● **Short problem A**
In the recipe post, how long should the muffins cool in the pan before they are turned out onto a rack?
● **Short problem B**
Copy the listing word for word, starting with its first line and going on through the line with "x-tick-label: January 1, 2020".

● **Page extract**

2. Combine all dry ingredients in a medium bowl.
3. Add corn, egg, and 1- 1/2 cups sour cream and whisk until just combined. Do not over mix.
4. Dividing evenly, spoon batter into muffin cups. Top each muffin with about a teaspoon of sour cream. Bake until lightly browned, about 20-25 minutes. Allow muffins to cool in pan for 5 minutes, then turn out and cool on a rack.
Saturday, November 17, 2007
The holidays are almost upon us, so for the next month I will try to post a few recipes which fall under the party-food category. Mascarpone stuffed dates are really delicious and have proven to be quite a favorite at holiday parties. I found these dates at a local market, the owner taught me about all the different varieties of dates, which was very enlightening. The ones I used here are sun ripened type which is why they have a smoother appearance and aren't as wrinkly (is that even a word?). I could not detect much of a difference in the taste, so if sun ripened dates are not available dried dates will work well.
Whenever I am catering a party I always try to have a balanced menu, and while a variety of foods is very important, I also balance the menu out by the stages in which food needs to be prepared. This is most important to me when I am having a party of my own and don't have a big kitchen staff to do most of the work. All it takes is a little strategic planning-dishes I can prepare ahead, some things which are quick to make and then some very special dishes which may require a little more time. Planning my menus in this manner keeps me from being frazzled the day of the party.

● **The data**

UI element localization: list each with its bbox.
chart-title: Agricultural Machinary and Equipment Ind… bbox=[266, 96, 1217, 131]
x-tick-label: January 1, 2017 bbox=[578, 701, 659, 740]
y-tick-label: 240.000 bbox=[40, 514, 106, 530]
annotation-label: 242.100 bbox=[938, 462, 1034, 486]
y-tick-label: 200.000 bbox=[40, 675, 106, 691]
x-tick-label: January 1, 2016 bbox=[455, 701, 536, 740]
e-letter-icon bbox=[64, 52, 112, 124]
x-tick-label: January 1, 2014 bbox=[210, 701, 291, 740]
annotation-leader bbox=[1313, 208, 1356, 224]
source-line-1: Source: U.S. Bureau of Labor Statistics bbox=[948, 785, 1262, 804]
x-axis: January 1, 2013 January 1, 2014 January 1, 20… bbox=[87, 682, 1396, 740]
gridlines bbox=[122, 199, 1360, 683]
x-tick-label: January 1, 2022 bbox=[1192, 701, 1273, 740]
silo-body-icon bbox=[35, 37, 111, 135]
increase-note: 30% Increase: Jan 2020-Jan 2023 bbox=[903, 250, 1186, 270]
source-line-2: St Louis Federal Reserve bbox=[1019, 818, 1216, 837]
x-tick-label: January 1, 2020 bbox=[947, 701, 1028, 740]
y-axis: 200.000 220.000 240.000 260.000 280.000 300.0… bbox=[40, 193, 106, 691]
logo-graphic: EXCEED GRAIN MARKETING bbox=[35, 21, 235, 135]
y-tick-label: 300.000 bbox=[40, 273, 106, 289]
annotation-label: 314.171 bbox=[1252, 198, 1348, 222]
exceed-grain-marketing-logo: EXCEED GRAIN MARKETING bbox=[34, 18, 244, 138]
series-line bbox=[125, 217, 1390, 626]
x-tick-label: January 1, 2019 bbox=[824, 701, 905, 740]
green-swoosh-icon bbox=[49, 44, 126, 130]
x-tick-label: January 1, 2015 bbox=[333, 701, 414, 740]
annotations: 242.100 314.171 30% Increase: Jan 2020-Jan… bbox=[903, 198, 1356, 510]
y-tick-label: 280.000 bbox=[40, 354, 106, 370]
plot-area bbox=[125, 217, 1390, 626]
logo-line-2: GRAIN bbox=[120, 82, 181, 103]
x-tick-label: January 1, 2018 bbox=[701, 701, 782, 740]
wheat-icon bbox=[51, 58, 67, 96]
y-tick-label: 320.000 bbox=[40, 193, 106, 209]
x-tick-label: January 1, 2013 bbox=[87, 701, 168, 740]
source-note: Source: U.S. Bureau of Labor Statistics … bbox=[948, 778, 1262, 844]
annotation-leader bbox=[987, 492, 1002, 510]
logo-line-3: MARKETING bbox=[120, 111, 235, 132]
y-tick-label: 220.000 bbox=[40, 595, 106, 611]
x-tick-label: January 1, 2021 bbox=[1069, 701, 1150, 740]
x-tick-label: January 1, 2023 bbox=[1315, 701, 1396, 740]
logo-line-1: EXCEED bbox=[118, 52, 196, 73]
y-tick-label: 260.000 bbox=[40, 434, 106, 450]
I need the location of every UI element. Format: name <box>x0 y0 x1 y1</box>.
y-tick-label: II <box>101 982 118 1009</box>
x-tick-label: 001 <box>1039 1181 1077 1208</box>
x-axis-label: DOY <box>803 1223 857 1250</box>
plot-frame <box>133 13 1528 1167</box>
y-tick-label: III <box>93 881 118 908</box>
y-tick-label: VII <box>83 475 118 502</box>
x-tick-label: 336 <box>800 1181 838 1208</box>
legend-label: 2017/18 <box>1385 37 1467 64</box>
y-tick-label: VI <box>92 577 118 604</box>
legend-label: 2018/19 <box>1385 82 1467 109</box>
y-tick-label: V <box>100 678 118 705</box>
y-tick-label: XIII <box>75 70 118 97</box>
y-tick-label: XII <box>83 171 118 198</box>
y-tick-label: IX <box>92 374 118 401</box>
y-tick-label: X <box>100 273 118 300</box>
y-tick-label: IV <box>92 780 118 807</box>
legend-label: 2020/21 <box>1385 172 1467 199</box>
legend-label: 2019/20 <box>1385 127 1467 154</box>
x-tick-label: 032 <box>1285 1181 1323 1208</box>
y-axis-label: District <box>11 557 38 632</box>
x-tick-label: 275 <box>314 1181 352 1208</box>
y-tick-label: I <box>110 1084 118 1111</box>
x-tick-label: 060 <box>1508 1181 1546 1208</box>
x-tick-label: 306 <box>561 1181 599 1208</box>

● **Right answer A**
5 minutes.

● **Right answer B**
UI element localization: list each with its bbox.
chart-title: Agricultural Machinary and Equipment Ind… bbox=[266, 96, 1217, 131]
x-tick-label: January 1, 2017 bbox=[578, 701, 659, 740]
y-tick-label: 240.000 bbox=[40, 514, 106, 530]
annotation-label: 242.100 bbox=[938, 462, 1034, 486]
y-tick-label: 200.000 bbox=[40, 675, 106, 691]
x-tick-label: January 1, 2016 bbox=[455, 701, 536, 740]
e-letter-icon bbox=[64, 52, 112, 124]
x-tick-label: January 1, 2014 bbox=[210, 701, 291, 740]
annotation-leader bbox=[1313, 208, 1356, 224]
source-line-1: Source: U.S. Bureau of Labor Statistics bbox=[948, 785, 1262, 804]
x-axis: January 1, 2013 January 1, 2014 January 1, 20… bbox=[87, 682, 1396, 740]
gridlines bbox=[122, 199, 1360, 683]
x-tick-label: January 1, 2022 bbox=[1192, 701, 1273, 740]
silo-body-icon bbox=[35, 37, 111, 135]
increase-note: 30% Increase: Jan 2020-Jan 2023 bbox=[903, 250, 1186, 270]
source-line-2: St Louis Federal Reserve bbox=[1019, 818, 1216, 837]
x-tick-label: January 1, 2020 bbox=[947, 701, 1028, 740]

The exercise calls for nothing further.